**STATED EXERCISE**
Do any lines in the data below contain "VERTICAL"? If so, copy every one of them.
════════
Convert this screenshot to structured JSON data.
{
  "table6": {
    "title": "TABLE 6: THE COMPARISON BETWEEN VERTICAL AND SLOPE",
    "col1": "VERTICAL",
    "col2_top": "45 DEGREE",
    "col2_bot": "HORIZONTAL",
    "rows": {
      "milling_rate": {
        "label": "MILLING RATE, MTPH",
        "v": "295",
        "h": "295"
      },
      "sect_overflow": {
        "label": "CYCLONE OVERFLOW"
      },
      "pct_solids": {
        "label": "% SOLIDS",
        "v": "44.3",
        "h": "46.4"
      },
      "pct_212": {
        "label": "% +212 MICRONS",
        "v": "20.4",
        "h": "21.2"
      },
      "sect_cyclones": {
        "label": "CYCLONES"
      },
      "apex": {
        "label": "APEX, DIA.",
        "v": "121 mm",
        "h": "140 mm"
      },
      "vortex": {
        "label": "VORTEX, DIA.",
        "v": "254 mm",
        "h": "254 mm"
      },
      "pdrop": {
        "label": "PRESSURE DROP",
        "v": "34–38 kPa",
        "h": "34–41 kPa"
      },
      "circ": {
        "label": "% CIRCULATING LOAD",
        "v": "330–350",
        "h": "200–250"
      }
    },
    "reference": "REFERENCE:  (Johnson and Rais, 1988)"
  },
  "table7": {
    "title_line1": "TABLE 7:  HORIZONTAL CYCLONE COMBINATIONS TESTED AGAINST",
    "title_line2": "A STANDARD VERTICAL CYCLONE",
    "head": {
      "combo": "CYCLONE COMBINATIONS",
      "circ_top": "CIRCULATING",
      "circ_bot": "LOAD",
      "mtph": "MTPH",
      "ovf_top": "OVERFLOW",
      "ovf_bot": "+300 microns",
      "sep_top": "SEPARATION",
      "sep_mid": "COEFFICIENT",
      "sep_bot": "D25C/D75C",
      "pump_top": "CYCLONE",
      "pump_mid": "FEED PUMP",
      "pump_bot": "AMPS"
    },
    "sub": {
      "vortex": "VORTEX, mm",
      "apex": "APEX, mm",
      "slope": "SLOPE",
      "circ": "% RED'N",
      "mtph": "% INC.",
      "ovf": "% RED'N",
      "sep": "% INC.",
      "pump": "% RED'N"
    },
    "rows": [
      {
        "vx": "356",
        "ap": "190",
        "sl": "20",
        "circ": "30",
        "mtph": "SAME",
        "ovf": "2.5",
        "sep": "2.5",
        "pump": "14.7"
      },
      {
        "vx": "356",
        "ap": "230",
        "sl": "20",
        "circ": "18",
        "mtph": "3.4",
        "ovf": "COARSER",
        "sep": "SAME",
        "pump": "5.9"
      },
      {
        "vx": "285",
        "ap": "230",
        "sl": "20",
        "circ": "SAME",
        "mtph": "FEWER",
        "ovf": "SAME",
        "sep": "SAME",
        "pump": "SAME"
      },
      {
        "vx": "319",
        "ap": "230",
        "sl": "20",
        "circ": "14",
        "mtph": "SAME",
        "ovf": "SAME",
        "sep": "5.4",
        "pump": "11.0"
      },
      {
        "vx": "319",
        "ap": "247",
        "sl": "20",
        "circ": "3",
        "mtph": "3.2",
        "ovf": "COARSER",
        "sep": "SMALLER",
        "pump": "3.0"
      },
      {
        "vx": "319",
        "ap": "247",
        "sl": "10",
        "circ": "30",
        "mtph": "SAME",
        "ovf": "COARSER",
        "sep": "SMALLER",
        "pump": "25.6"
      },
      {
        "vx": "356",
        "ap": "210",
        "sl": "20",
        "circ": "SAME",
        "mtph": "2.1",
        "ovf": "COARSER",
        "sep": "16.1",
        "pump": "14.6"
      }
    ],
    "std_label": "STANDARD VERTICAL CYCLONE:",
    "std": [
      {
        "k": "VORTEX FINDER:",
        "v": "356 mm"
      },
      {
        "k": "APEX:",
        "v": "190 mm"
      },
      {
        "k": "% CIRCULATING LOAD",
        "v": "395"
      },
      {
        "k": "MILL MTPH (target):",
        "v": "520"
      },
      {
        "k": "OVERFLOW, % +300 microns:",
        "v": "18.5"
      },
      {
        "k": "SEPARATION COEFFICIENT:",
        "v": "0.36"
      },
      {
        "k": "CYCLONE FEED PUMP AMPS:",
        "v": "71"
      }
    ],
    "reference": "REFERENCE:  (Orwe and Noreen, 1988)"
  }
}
════════
**IN RESPONSE**
    "title": "TABLE 6: THE COMPARISON BETWEEN VERTICAL AND SLOPE",
    "col1": "VERTICAL",
    "title_line2": "A STANDARD VERTICAL CYCLONE",
    "std_label": "STANDARD VERTICAL CYCLONE:",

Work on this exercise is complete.